■ Written problem ■
Transcribe each entry below exactly. Pictures do not go in the copy.
____
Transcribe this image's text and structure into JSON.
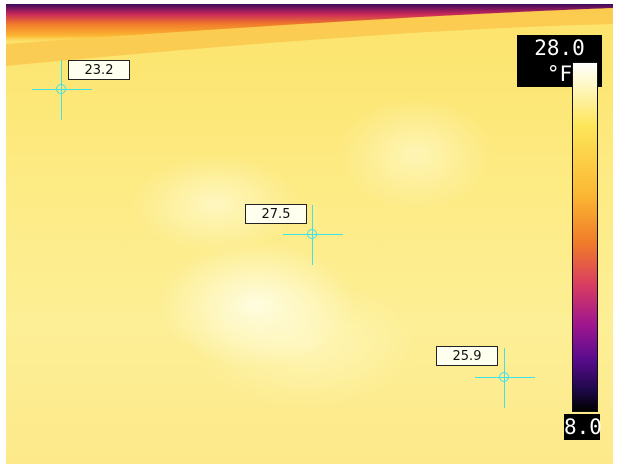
{
  "scale": {
    "max_label": "28.0 °F",
    "min_label": "8.0",
    "palette": [
      "#000000",
      "#1e0848",
      "#5a0c8e",
      "#a0178e",
      "#d83c62",
      "#f07a2a",
      "#fbb733",
      "#fde65a",
      "#fff8c8",
      "#ffffff"
    ]
  },
  "spots": [
    {
      "label": "23.2"
    },
    {
      "label": "27.5"
    },
    {
      "label": "25.9"
    }
  ],
  "colors": {
    "crosshair": "#44e0e8",
    "background": "#fde98a"
  }
}
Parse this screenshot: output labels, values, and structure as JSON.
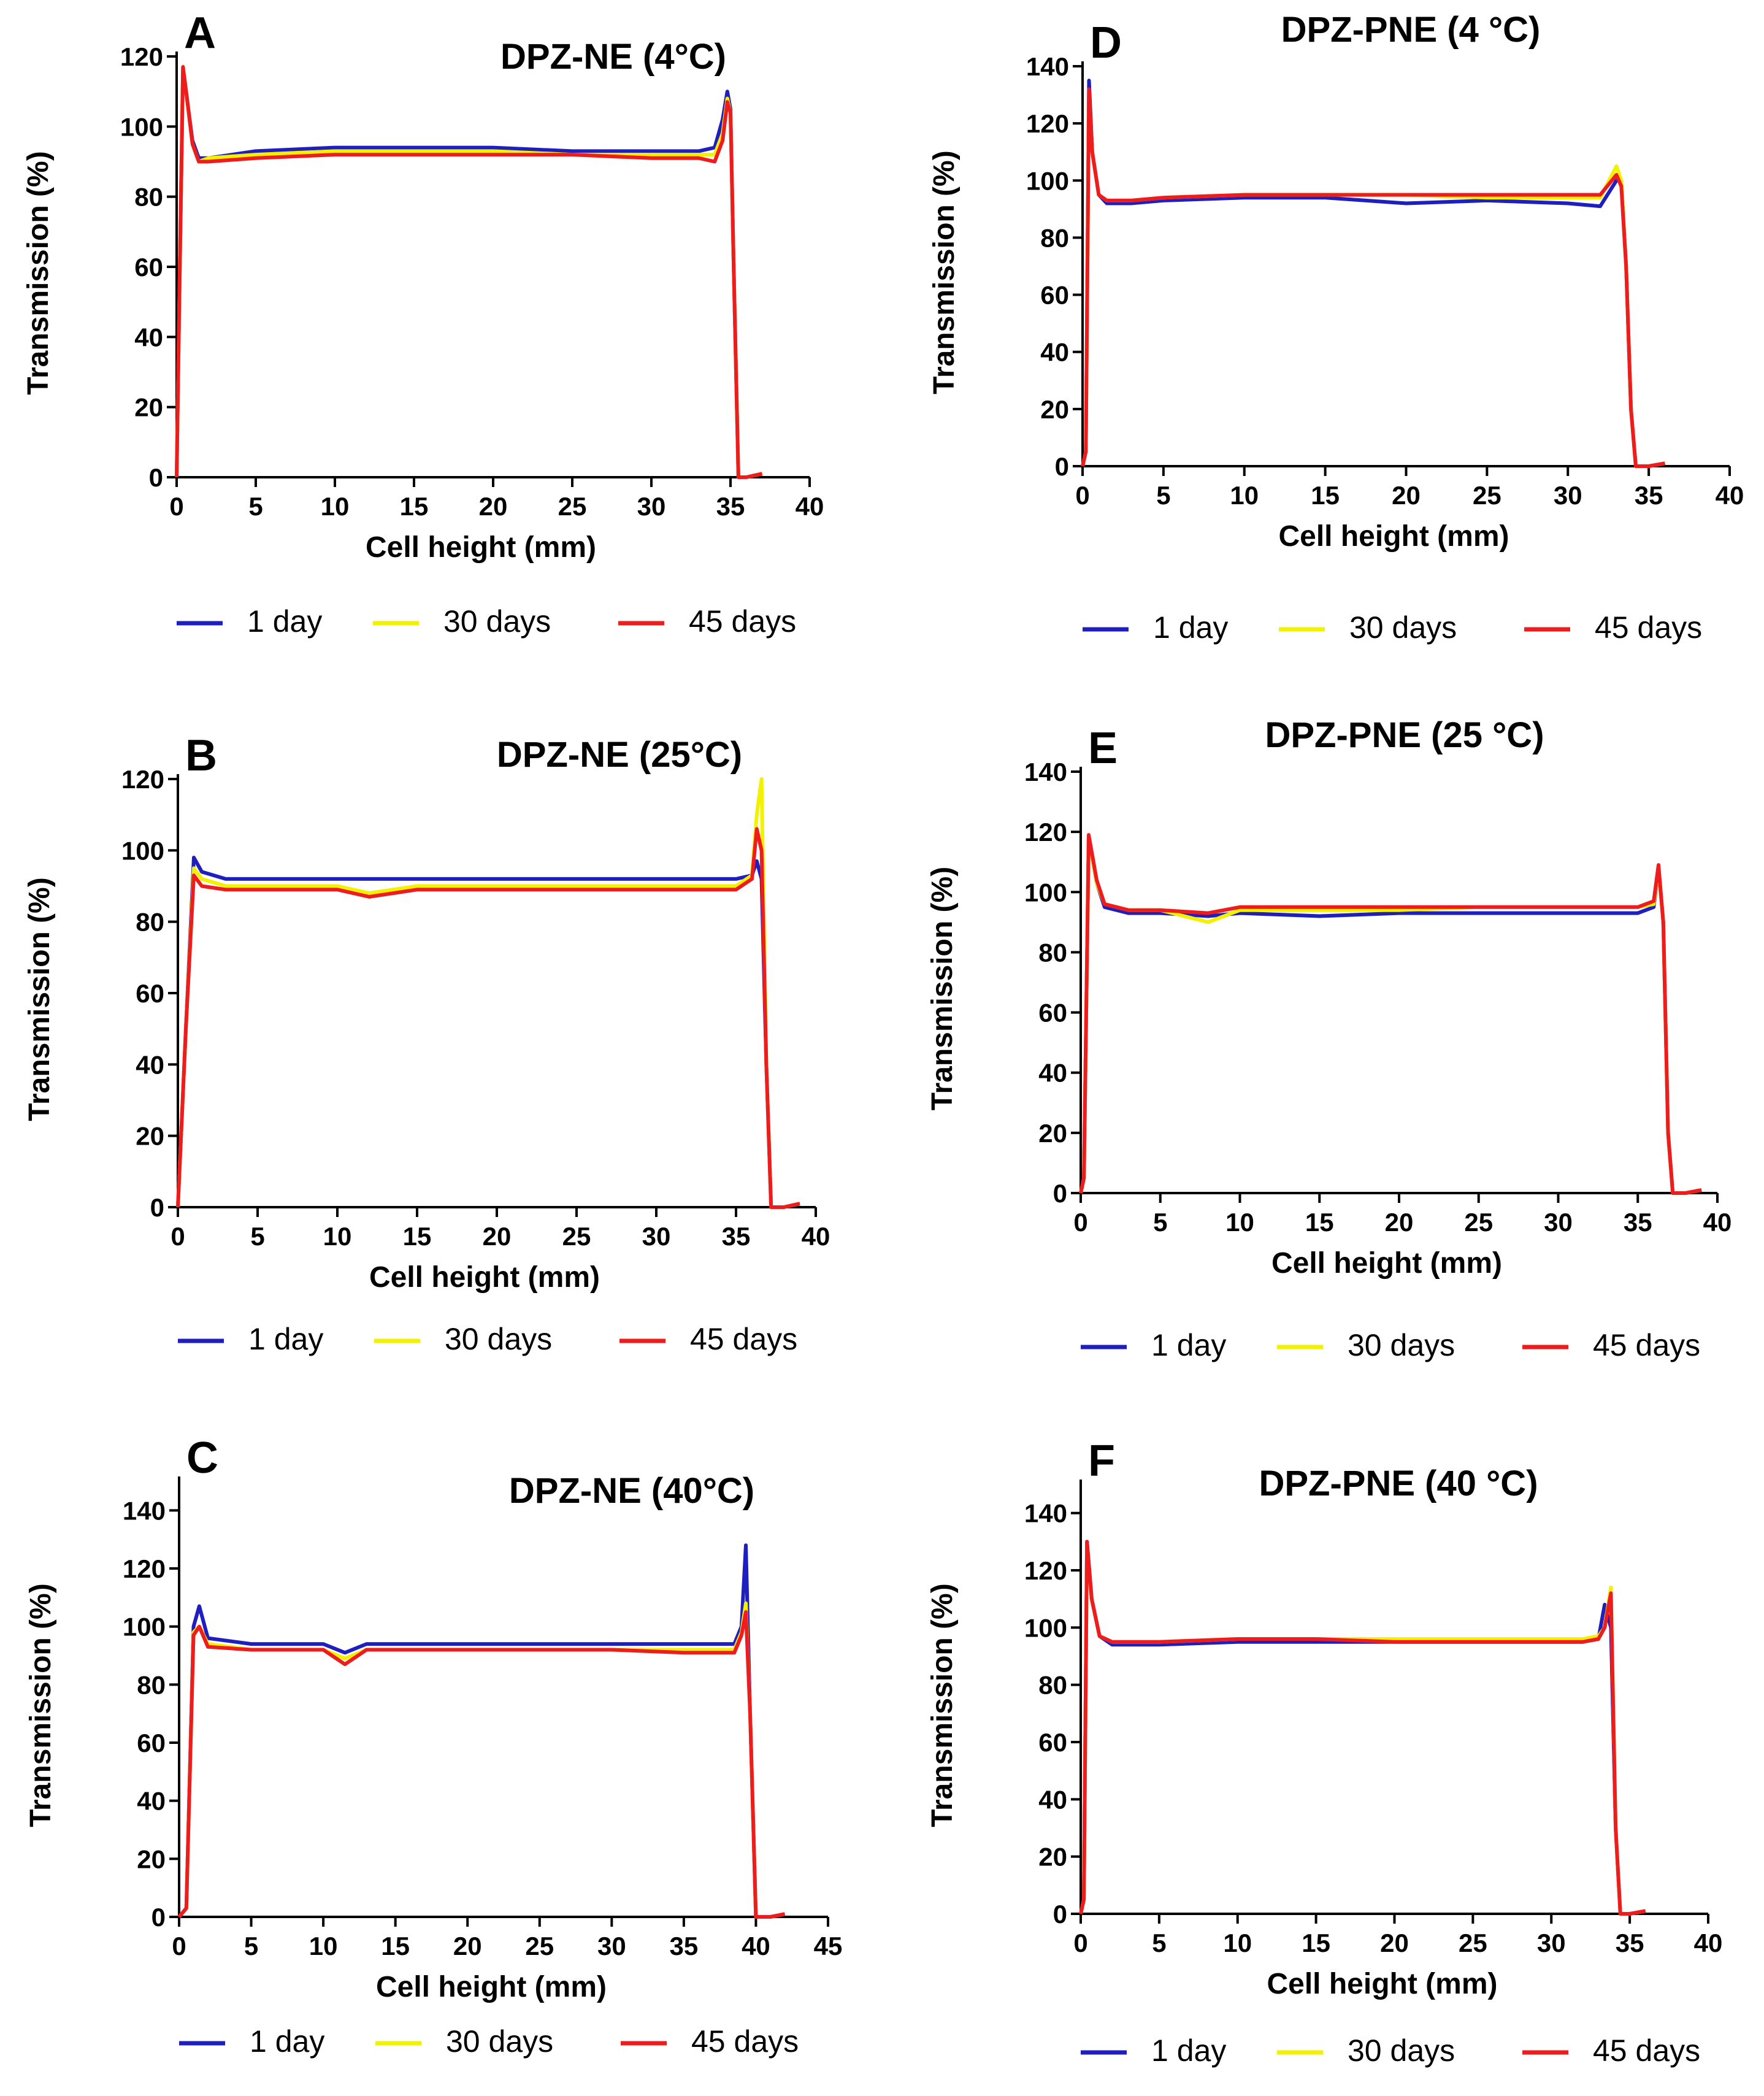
____
■ Result of the task ■
Transcribe this image's text and structure into JSON.
{
  "scale": {
    "max_label": "28.0 °F",
    "min_label": "8.0",
    "palette": [
      "#000000",
      "#1e0848",
      "#5a0c8e",
      "#a0178e",
      "#d83c62",
      "#f07a2a",
      "#fbb733",
      "#fde65a",
      "#fff8c8",
      "#ffffff"
    ]
  },
  "spots": [
    {
      "label": "23.2"
    },
    {
      "label": "27.5"
    },
    {
      "label": "25.9"
    }
  ],
  "colors": {
    "crosshair": "#44e0e8",
    "background": "#fde98a"
  }
}
Parse this screenshot: output labels, values, and structure as JSON.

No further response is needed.